▶ **OBJECTIVES**
1/ Reproduce the stretch of the RTHK Radio 3 text from "RTHK Radio 3, which" through "BBC Radio 4.", word for word.
2/ Carry on the RTHK Radio 3 text, starting right after its last sentence.

▶ **SELECTED PASSAGE**
● ● ● ● ● ● ●
RTHK Radio 3 () is a broadcasting station under Radio Television Hong Kong. It was launched on 30 June 1928 and is the first radio broadcast station in Hong Kong. At present, the station broadcasts on 567 kHz for all of Hong Kong, as well as additional FM frequency in selected regions.

RTHK Radio 3, which is mainly broadcast in English, is positioned as a “news and information and entertainment platform” to tie in with the pace of international metropolises in Hong Kong and provide information for English speakers in Hong Kong to help them understand world and local affairs. There are Nepali, Urdu and Tagalog periods. Notable shows include current affairs program 'Backchat', economics and finance-oriented 'Money Talk', and afternoon lifestyle program 'The 1 2 3 Show'. RTHK Radio 3 was officially similar and related to BBC Radio 4.
● ● ● ● ● ● ●
(Items from a data source)
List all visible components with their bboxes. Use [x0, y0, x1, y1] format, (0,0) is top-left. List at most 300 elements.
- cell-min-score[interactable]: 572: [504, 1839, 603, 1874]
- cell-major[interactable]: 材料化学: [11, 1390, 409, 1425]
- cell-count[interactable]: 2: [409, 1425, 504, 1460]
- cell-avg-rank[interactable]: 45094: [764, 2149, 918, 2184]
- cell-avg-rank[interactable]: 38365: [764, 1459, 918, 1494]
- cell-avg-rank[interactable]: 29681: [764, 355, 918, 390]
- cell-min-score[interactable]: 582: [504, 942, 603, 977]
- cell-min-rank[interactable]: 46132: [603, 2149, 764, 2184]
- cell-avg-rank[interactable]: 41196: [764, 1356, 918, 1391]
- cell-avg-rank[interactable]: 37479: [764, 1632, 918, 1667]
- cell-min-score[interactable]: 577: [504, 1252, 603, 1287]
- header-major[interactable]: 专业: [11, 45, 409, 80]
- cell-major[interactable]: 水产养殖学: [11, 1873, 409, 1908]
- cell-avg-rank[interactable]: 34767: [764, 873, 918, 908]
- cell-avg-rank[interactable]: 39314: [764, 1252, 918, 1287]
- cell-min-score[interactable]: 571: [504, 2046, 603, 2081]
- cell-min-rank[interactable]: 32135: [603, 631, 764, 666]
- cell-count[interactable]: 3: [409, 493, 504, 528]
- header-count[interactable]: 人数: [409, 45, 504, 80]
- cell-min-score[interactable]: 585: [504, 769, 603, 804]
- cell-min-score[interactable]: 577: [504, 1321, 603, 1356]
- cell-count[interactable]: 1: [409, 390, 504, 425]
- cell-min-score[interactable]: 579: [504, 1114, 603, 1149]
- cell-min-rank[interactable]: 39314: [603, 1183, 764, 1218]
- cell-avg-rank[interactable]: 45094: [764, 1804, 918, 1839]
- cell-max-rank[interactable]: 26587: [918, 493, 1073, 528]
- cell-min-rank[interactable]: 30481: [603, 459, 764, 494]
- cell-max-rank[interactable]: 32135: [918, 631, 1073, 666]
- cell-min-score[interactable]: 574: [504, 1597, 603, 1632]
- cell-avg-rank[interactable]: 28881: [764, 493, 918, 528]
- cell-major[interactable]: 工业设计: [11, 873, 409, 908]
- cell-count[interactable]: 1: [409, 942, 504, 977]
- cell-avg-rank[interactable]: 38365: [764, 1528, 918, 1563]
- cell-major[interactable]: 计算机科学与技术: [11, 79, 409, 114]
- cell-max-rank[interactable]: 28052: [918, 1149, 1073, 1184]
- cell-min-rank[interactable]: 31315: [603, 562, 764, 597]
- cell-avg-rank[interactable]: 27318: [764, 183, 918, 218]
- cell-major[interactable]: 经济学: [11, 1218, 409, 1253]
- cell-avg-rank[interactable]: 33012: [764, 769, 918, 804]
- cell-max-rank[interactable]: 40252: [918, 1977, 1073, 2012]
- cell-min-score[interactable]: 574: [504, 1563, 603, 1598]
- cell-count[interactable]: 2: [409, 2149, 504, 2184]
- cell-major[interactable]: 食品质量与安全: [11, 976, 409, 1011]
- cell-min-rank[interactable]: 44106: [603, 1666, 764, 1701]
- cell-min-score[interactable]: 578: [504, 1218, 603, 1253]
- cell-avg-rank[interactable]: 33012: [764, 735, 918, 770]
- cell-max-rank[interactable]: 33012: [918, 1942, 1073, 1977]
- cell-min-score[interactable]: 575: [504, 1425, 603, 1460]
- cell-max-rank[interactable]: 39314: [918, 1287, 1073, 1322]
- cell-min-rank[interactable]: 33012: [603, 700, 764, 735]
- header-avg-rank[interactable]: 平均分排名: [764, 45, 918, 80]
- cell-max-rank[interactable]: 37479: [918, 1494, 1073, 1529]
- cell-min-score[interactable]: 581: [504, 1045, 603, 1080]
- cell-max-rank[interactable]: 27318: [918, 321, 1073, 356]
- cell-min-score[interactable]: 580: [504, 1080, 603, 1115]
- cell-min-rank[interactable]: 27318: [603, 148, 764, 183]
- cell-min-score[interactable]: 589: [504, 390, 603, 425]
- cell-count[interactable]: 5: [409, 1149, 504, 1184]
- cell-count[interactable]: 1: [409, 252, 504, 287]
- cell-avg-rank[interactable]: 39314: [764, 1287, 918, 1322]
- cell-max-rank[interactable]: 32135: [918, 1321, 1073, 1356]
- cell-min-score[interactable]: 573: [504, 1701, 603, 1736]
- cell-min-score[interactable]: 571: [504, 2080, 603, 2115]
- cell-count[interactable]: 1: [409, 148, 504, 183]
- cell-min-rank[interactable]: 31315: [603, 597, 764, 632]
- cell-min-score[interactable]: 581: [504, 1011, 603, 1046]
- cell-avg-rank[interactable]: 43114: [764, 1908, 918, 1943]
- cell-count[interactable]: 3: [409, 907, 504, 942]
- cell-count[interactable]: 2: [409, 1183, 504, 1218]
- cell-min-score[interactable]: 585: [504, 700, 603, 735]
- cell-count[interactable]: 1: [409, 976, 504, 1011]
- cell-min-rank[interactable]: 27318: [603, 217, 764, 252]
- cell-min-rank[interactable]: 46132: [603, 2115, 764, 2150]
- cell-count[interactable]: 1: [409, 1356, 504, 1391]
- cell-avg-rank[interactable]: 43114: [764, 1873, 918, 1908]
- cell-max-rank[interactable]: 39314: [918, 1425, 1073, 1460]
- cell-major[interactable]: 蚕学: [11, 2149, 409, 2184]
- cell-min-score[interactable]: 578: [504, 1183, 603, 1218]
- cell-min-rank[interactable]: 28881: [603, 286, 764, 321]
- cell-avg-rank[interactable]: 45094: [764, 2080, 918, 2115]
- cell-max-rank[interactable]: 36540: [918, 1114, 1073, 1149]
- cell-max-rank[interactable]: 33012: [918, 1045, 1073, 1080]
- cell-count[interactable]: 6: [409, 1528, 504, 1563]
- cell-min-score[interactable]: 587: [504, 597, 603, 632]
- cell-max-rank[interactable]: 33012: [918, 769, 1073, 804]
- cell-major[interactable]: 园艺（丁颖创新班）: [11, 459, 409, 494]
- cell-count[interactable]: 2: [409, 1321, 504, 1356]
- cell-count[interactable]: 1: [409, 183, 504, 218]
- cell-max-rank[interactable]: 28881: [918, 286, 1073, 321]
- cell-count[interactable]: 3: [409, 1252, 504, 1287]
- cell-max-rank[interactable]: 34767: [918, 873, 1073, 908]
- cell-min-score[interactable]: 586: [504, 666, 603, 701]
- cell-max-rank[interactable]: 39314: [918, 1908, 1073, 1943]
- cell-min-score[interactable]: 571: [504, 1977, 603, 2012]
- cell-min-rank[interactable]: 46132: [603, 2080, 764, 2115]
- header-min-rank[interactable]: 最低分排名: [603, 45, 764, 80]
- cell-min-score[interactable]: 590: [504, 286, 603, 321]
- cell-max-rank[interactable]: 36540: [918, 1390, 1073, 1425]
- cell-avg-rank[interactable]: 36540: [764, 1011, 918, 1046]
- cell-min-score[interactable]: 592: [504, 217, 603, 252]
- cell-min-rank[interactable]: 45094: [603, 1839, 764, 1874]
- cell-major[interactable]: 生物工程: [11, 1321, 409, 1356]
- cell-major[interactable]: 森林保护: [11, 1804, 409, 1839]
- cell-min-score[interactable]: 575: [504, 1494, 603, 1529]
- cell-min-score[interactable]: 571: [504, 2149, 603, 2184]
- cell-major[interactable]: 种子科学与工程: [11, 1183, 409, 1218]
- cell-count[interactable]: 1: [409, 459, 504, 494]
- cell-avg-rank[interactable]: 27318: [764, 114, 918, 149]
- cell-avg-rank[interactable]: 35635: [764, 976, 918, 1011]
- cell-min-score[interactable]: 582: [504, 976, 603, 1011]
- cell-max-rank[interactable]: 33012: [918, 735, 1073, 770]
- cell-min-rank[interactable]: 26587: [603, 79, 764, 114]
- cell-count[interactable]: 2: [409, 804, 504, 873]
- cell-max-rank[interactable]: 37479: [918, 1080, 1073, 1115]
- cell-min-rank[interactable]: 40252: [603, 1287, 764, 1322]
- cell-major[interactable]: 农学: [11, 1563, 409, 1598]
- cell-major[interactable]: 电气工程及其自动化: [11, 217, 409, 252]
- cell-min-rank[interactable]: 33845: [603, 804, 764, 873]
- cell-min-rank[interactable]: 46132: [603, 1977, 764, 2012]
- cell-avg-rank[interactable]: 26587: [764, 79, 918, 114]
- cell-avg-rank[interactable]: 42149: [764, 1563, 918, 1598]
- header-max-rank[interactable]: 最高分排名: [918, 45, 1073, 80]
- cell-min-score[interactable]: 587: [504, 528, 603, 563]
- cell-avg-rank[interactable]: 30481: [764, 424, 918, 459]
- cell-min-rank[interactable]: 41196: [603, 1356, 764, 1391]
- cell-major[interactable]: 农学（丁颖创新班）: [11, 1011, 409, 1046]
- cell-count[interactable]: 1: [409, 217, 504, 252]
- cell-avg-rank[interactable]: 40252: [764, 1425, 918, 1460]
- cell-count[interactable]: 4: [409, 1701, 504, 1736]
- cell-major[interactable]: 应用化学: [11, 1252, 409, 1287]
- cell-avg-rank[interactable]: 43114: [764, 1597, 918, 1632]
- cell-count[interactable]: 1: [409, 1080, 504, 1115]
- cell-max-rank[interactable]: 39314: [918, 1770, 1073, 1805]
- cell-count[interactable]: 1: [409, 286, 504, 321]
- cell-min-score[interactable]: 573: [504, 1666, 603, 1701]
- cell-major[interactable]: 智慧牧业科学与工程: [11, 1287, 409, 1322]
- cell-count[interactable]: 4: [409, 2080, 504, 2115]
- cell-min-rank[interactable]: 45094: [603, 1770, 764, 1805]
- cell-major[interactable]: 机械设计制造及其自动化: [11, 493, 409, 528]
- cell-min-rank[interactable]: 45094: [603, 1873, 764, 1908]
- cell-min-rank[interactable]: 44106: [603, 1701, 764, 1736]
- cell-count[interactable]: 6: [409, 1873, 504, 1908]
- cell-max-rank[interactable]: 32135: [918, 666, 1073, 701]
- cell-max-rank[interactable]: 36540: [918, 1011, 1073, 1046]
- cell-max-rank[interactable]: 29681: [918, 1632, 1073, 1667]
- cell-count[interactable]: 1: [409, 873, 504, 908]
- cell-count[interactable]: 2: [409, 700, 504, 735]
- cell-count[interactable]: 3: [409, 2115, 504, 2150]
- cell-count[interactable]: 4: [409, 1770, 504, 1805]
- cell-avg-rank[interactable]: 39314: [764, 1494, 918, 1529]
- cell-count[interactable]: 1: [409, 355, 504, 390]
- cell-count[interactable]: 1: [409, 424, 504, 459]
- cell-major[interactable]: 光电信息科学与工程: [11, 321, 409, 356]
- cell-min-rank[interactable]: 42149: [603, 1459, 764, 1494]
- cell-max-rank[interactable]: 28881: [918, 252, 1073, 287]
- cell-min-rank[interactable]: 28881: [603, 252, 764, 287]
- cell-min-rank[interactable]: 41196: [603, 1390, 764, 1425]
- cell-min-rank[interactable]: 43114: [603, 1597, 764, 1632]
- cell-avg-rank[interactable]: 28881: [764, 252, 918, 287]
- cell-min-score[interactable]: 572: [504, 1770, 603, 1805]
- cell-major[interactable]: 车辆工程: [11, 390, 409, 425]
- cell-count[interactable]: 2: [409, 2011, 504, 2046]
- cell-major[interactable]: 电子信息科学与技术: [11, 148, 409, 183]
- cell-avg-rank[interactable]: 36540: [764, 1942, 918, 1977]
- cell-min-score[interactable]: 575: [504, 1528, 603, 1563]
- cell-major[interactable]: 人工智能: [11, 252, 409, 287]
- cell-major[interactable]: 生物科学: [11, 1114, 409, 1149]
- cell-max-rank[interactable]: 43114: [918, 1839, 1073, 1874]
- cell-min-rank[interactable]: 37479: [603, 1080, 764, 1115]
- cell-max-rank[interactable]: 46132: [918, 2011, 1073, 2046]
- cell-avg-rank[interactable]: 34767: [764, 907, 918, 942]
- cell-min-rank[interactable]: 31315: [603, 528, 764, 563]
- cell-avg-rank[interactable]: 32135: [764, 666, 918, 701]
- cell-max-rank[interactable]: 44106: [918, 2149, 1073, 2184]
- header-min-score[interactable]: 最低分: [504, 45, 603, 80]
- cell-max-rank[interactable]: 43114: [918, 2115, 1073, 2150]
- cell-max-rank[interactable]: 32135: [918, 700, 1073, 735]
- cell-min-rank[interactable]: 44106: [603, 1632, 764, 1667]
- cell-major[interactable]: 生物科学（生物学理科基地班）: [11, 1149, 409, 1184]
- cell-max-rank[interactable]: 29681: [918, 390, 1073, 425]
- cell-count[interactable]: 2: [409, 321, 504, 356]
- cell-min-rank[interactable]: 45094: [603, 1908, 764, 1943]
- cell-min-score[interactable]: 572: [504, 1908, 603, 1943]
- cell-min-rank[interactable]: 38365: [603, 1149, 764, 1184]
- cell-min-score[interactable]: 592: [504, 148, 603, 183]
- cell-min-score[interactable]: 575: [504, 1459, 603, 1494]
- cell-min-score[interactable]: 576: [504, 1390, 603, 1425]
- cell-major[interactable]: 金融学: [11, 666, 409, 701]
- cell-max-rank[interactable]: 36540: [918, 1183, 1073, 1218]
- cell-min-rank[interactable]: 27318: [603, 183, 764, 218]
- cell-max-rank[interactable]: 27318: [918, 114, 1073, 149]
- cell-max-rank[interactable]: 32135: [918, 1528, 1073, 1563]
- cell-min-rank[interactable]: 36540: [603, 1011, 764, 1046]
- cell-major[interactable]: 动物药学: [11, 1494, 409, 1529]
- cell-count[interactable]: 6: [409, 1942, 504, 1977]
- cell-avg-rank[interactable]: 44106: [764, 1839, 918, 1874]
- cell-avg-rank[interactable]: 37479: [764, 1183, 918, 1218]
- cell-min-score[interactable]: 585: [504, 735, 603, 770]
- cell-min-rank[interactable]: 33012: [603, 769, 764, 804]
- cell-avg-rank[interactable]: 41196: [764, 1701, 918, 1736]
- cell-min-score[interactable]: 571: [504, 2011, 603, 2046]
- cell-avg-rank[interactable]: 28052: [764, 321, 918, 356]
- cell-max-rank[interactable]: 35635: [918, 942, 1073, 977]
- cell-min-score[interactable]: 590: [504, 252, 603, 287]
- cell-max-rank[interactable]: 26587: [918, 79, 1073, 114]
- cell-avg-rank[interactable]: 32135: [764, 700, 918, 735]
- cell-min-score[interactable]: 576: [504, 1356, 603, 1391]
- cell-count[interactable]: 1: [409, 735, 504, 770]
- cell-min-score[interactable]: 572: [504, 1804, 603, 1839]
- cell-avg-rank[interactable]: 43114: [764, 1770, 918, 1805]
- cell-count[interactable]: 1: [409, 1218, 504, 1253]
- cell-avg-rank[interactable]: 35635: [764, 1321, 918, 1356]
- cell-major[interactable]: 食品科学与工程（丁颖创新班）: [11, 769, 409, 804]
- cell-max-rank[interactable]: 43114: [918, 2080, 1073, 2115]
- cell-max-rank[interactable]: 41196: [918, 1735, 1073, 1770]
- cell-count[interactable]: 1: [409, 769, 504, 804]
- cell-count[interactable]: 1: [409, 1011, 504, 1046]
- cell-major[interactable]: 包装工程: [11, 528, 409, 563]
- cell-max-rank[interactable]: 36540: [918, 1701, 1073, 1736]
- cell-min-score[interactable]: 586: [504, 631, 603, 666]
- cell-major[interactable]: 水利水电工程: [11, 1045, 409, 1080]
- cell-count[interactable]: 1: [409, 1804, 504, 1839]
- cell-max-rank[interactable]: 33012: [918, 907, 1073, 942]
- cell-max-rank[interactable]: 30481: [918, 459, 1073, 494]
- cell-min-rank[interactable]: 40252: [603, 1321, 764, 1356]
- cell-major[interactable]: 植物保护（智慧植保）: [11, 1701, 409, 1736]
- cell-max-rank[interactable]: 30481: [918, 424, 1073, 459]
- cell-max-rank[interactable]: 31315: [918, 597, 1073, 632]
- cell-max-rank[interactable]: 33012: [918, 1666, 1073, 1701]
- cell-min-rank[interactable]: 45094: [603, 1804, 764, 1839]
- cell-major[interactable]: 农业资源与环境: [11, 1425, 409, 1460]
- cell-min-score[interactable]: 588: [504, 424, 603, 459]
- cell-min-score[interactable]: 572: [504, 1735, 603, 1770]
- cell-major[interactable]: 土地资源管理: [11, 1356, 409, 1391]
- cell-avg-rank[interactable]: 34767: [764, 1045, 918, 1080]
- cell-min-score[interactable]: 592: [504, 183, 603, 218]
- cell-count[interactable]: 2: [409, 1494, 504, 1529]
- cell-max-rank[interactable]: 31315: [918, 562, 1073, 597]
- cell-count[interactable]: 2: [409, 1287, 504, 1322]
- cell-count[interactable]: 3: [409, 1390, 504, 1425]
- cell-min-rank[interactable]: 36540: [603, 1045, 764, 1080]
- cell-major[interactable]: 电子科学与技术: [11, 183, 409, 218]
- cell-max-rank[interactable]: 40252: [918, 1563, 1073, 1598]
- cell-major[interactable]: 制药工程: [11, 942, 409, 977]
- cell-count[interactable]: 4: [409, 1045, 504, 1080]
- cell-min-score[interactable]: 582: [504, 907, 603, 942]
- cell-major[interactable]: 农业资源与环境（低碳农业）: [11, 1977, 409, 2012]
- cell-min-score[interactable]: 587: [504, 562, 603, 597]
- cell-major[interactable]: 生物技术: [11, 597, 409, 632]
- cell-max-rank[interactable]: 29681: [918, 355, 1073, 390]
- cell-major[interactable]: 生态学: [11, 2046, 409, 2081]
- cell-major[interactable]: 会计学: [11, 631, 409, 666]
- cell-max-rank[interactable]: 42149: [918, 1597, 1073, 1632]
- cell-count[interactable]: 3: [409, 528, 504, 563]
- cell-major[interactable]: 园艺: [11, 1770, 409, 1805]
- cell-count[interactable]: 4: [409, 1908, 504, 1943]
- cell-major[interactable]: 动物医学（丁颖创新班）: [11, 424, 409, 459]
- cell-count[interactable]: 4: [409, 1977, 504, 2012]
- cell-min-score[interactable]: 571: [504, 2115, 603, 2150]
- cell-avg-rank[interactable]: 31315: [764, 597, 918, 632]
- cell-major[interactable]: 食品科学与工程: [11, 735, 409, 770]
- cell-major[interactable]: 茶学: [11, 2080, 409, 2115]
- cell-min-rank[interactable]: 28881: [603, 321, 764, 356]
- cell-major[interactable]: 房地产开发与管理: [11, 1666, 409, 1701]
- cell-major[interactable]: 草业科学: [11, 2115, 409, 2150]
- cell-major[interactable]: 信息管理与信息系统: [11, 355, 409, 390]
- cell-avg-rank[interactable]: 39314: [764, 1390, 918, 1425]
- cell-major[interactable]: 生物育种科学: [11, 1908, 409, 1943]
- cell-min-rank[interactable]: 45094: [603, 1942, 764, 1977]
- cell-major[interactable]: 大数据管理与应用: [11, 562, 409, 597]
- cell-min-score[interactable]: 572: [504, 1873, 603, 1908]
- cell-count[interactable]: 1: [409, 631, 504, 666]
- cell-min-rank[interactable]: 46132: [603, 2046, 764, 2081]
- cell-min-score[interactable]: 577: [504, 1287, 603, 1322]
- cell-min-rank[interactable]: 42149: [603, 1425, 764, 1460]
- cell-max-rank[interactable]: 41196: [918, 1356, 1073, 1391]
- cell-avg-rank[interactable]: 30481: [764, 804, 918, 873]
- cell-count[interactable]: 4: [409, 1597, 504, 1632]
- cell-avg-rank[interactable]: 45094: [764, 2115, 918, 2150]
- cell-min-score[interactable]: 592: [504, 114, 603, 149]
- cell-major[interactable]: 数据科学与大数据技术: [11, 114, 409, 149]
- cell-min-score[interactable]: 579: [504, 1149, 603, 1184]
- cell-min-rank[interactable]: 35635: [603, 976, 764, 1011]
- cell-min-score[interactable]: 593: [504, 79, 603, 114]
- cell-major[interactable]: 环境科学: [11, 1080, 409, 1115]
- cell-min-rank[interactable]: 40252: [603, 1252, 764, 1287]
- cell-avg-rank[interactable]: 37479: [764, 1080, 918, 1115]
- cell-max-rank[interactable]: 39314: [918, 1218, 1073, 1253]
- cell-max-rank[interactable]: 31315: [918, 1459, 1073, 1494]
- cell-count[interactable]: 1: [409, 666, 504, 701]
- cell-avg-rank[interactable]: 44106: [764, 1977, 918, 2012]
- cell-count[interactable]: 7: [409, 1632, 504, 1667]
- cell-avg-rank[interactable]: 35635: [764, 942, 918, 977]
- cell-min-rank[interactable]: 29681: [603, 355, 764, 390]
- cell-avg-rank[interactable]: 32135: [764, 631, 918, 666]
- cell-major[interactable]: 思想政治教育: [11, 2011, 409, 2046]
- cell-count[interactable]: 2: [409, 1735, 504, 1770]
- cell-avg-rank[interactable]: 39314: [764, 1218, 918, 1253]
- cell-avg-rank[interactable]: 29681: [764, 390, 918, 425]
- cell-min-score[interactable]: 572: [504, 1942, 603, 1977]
● ● ● ● ● ● ●
▶ **ANSWERS FOR THE EXERCISE**
1/
RTHK Radio 3, which is mainly broadcast in English, is positioned as a “news and information and entertainment platform” to tie in with the pace of international metropolises in Hong Kong and provide information for English speakers in Hong Kong to help them understand world and local affairs. There are Nepali, Urdu and Tagalog periods. Notable shows include current affairs program 'Backchat', economics and finance-oriented 'Money Talk', and afternoon lifestyle program 'The 1 2 3 Show'. RTHK Radio 3 was officially similar and related to BBC Radio 4.

2/
History 
The station was the first radio station established by Radio Television Hong Kong. From the beginning, the call sign was GOW and the frequencies were AM 845 kHz and AM 1525 kHz. On 1 February 1929, the call sign was changed to ZBW and the frequency was AM 860 kHz. In August 1948, the station cancelled its call sign and changed its name in 1981.

Radio team organized and broadcast fundraising reality shows for charity since 1960s. Later, in 1980s, RTHK Radio 3 invented Christmas contest that was called "Operation Santa Claus", that was also for charity, and this contest became a longstanding Christmas tradition in Hong Kong.

World's Most Durable DJ Uncle Ray 

DJ Uncle Ray (Ray Cordeiro) was called in 2000 by Guinness World Records as The World's Most Durable DJ. Currently, Ray Cordeiro hosts RTHK Radio 3 "All the Way with Uncle Ray", show of popular music. He started his radio career with Radio Rediffusion in 1949 in age of 25, and joined RTHK in 1960.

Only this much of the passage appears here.